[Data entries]
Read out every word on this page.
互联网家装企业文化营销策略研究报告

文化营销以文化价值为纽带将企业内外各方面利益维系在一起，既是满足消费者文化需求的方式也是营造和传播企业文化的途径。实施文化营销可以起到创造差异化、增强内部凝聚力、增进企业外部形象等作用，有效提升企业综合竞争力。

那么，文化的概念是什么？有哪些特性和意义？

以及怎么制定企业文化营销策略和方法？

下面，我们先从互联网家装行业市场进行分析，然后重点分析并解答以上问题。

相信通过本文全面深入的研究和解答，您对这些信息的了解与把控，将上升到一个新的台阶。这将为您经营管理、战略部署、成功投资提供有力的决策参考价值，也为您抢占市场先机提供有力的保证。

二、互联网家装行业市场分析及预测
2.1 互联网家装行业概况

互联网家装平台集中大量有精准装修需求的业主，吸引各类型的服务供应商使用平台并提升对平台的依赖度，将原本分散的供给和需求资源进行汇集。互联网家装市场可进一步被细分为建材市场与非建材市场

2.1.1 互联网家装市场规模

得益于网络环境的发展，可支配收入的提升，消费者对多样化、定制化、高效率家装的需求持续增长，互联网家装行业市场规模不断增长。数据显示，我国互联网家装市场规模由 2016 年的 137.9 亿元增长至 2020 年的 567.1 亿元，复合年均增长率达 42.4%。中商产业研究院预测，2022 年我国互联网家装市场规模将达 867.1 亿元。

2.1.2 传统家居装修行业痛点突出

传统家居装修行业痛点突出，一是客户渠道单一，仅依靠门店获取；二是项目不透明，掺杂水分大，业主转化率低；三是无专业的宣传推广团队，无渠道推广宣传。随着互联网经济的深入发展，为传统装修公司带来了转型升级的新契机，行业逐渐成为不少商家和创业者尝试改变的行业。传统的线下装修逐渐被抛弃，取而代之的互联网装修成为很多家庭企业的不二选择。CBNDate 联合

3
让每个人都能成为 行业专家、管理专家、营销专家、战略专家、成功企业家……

* [Exercise directions]:
Write out the whole listing again. Match it word for word.

* [Expected output]:
Read out every word on this page.
互联网家装企业文化营销策略研究报告

文化营销以文化价值为纽带将企业内外各方面利益维系在一起，既是满足消费者文化需求的方式也是营造和传播企业文化的途径。实施文化营销可以起到创造差异化、增强内部凝聚力、增进企业外部形象等作用，有效提升企业综合竞争力。

那么，文化的概念是什么？有哪些特性和意义？

以及怎么制定企业文化营销策略和方法？

下面，我们先从互联网家装行业市场进行分析，然后重点分析并解答以上问题。

相信通过本文全面深入的研究和解答，您对这些信息的了解与把控，将上升到一个新的台阶。这将为您经营管理、战略部署、成功投资提供有力的决策参考价值，也为您抢占市场先机提供有力的保证。

二、互联网家装行业市场分析及预测
2.1 互联网家装行业概况

互联网家装平台集中大量有精准装修需求的业主，吸引各类型的服务供应商使用平台并提升对平台的依赖度，将原本分散的供给和需求资源进行汇集。互联网家装市场可进一步被细分为建材市场与非建材市场

2.1.1 互联网家装市场规模

得益于网络环境的发展，可支配收入的提升，消费者对多样化、定制化、高效率家装的需求持续增长，互联网家装行业市场规模不断增长。数据显示，我国互联网家装市场规模由 2016 年的 137.9 亿元增长至 2020 年的 567.1 亿元，复合年均增长率达 42.4%。中商产业研究院预测，2022 年我国互联网家装市场规模将达 867.1 亿元。

2.1.2 传统家居装修行业痛点突出

传统家居装修行业痛点突出，一是客户渠道单一，仅依靠门店获取；二是项目不透明，掺杂水分大，业主转化率低；三是无专业的宣传推广团队，无渠道推广宣传。随着互联网经济的深入发展，为传统装修公司带来了转型升级的新契机，行业逐渐成为不少商家和创业者尝试改变的行业。传统的线下装修逐渐被抛弃，取而代之的互联网装修成为很多家庭企业的不二选择。CBNDate 联合

3
让每个人都能成为 行业专家、管理专家、营销专家、战略专家、成功企业家……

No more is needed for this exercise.